Stored dataset items:
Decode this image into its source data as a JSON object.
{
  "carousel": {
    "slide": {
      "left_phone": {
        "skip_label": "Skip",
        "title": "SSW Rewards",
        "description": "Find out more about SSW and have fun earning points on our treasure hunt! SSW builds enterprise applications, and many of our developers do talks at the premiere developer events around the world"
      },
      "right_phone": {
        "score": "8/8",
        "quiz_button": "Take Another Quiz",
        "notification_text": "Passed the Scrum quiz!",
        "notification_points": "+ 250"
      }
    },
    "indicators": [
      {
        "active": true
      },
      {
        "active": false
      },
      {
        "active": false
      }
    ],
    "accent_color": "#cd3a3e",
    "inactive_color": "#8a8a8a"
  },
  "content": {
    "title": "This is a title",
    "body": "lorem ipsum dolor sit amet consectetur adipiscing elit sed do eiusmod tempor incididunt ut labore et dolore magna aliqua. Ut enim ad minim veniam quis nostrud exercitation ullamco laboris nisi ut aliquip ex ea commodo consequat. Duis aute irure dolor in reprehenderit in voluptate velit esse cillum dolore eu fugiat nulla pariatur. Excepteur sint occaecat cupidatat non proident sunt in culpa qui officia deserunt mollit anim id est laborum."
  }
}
* * *
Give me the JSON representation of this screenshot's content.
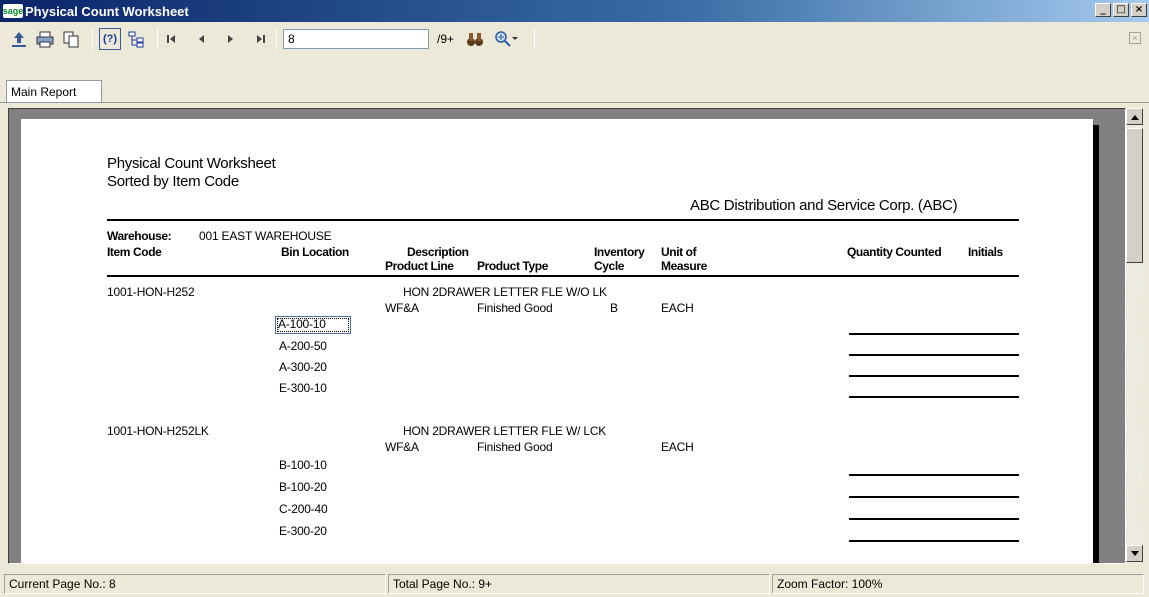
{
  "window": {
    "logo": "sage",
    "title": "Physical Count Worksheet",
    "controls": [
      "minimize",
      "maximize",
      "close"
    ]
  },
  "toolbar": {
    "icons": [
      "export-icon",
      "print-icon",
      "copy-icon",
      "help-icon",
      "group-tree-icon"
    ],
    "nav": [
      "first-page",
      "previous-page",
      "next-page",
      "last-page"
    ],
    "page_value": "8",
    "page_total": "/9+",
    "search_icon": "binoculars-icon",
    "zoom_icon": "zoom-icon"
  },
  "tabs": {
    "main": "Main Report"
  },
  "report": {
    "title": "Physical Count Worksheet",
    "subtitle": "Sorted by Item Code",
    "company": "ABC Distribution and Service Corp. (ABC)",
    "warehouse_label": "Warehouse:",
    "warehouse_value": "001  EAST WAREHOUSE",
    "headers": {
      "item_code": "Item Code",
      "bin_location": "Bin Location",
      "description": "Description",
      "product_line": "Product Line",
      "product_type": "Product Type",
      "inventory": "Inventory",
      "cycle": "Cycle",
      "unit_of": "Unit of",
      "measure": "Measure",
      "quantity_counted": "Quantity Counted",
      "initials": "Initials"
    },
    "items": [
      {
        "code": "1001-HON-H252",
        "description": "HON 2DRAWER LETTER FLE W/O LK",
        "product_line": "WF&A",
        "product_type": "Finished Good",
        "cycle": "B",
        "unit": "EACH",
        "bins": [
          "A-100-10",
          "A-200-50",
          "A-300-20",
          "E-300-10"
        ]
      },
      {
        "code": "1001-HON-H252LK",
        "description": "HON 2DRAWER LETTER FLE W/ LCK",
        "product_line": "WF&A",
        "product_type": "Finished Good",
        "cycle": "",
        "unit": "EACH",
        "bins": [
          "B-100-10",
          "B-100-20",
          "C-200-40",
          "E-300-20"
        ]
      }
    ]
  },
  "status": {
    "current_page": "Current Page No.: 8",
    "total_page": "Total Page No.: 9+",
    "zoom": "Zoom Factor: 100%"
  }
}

Your instructions -
Show, from the material above, each line that includes the string "zoom".

Result of this exercise -
    "zoom_icon": "zoom-icon"
    "zoom": "Zoom Factor: 100%"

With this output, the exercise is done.